→ **SUPPLIED PASSAGE**:
The classes themselves were drudgery, with preposterous attention paid to the minutiae of technique ("No, Orrex, you have to use your right thumb on the space bar!"), but it's a skill that I've used almost every day in the past 20+ years.
And, if nothing else, I love the fact that my old-school typing instruction predisposes me to bitter arguments with people who shriek in horror at the idea that two spaces should follow a period.
laundry_queen
(8,646 posts)Although we took 'typing' classes, at the time they were on a keyboard and some word processing program. We were still made to do 2 spaces after a period and so on.
I learned SO much because for the first half of the year we had an instructor that said speed was more important than correcting mistakes because our fingers would eventually get good at knowing where the keys were. THEN she went on leave, and a new teacher came in that had the opposite philosophy - that it was most important to get it right the first time and eventually we would build up speed. That was a turn around, and it was hard to adjust, but looking back I had the best of both worlds, because I learned how to be fast and accurate.

→ **YOUR ASSIGNMENT**:
From the posts about typing classes, list each rule or teaching approach that an instructor is described as requiring or holding.

→ **STUDY MATERIAL**:
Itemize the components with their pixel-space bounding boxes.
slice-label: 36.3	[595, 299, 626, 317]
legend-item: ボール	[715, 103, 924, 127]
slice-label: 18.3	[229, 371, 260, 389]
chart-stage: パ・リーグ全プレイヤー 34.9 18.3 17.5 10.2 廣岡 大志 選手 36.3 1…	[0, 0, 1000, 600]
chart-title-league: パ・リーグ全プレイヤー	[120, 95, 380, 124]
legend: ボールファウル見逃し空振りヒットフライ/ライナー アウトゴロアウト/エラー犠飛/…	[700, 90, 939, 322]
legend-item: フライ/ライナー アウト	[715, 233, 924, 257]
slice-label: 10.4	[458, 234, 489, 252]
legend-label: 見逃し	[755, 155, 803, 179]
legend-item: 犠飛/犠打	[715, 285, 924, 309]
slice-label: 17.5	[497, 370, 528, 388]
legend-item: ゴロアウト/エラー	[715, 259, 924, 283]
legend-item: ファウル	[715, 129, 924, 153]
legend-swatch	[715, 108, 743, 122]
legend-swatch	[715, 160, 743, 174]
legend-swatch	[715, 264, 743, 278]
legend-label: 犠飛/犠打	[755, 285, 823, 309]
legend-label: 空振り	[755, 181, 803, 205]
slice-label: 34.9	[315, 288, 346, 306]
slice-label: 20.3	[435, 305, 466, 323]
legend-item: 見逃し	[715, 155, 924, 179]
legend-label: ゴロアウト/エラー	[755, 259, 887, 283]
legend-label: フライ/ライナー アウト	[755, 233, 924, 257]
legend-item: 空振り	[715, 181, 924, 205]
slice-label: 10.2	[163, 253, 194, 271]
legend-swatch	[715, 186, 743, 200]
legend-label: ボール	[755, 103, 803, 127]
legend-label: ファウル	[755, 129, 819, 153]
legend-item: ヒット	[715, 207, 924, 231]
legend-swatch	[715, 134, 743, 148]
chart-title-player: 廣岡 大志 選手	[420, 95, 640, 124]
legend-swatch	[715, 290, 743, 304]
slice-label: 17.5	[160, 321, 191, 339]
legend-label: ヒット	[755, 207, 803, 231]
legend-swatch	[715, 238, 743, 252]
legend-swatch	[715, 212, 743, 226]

→ **SOLUTION**:
- Using the right thumb on the space bar
- Putting two spaces after a period
- Treating speed as more important than correcting mistakes, because the fingers would eventually learn where the keys were
- Getting it right the first time, with speed building up eventually